━━ Given records ━━
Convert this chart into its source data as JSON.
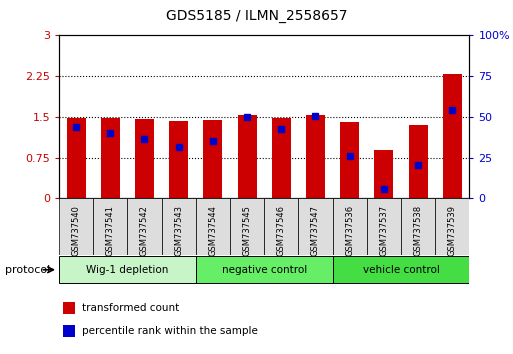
{
  "title": "GDS5185 / ILMN_2558657",
  "samples": [
    "GSM737540",
    "GSM737541",
    "GSM737542",
    "GSM737543",
    "GSM737544",
    "GSM737545",
    "GSM737546",
    "GSM737547",
    "GSM737536",
    "GSM737537",
    "GSM737538",
    "GSM737539"
  ],
  "red_values": [
    1.48,
    1.48,
    1.46,
    1.42,
    1.45,
    1.54,
    1.48,
    1.54,
    1.4,
    0.88,
    1.35,
    2.28
  ],
  "blue_values": [
    1.32,
    1.2,
    1.1,
    0.95,
    1.05,
    1.5,
    1.28,
    1.52,
    0.78,
    0.17,
    0.62,
    1.62
  ],
  "groups": [
    {
      "label": "Wig-1 depletion",
      "start": 0,
      "end": 4,
      "color": "#c8f5c8"
    },
    {
      "label": "negative control",
      "start": 4,
      "end": 8,
      "color": "#66ee66"
    },
    {
      "label": "vehicle control",
      "start": 8,
      "end": 12,
      "color": "#44dd44"
    }
  ],
  "ylim_left": [
    0,
    3
  ],
  "ylim_right": [
    0,
    100
  ],
  "yticks_left": [
    0,
    0.75,
    1.5,
    2.25,
    3
  ],
  "yticks_right": [
    0,
    25,
    50,
    75,
    100
  ],
  "ylabel_right_labels": [
    "0",
    "25",
    "50",
    "75",
    "100%"
  ],
  "bar_width": 0.55,
  "red_color": "#cc0000",
  "blue_color": "#0000cc",
  "bg_color": "#ffffff",
  "grid_color": "#000000",
  "tick_label_color": "#cc0000",
  "right_tick_color": "#0000cc"
}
━━━
Exclude the pictures and repeat every other part of the records word for word.

Task solution:
Convert this chart into its source data as JSON.
{
  "title": "GDS5185 / ILMN_2558657",
  "samples": [
    "GSM737540",
    "GSM737541",
    "GSM737542",
    "GSM737543",
    "GSM737544",
    "GSM737545",
    "GSM737546",
    "GSM737547",
    "GSM737536",
    "GSM737537",
    "GSM737538",
    "GSM737539"
  ],
  "red_values": [
    1.48,
    1.48,
    1.46,
    1.42,
    1.45,
    1.54,
    1.48,
    1.54,
    1.4,
    0.88,
    1.35,
    2.28
  ],
  "blue_values": [
    1.32,
    1.2,
    1.1,
    0.95,
    1.05,
    1.5,
    1.28,
    1.52,
    0.78,
    0.17,
    0.62,
    1.62
  ],
  "groups": [
    {
      "label": "Wig-1 depletion",
      "start": 0,
      "end": 4,
      "color": "#c8f5c8"
    },
    {
      "label": "negative control",
      "start": 4,
      "end": 8,
      "color": "#66ee66"
    },
    {
      "label": "vehicle control",
      "start": 8,
      "end": 12,
      "color": "#44dd44"
    }
  ],
  "ylim_left": [
    0,
    3
  ],
  "ylim_right": [
    0,
    100
  ],
  "yticks_left": [
    0,
    0.75,
    1.5,
    2.25,
    3
  ],
  "yticks_right": [
    0,
    25,
    50,
    75,
    100
  ],
  "ylabel_right_labels": [
    "0",
    "25",
    "50",
    "75",
    "100%"
  ],
  "bar_width": 0.55,
  "red_color": "#cc0000",
  "blue_color": "#0000cc",
  "bg_color": "#ffffff",
  "grid_color": "#000000",
  "tick_label_color": "#cc0000",
  "right_tick_color": "#0000cc"
}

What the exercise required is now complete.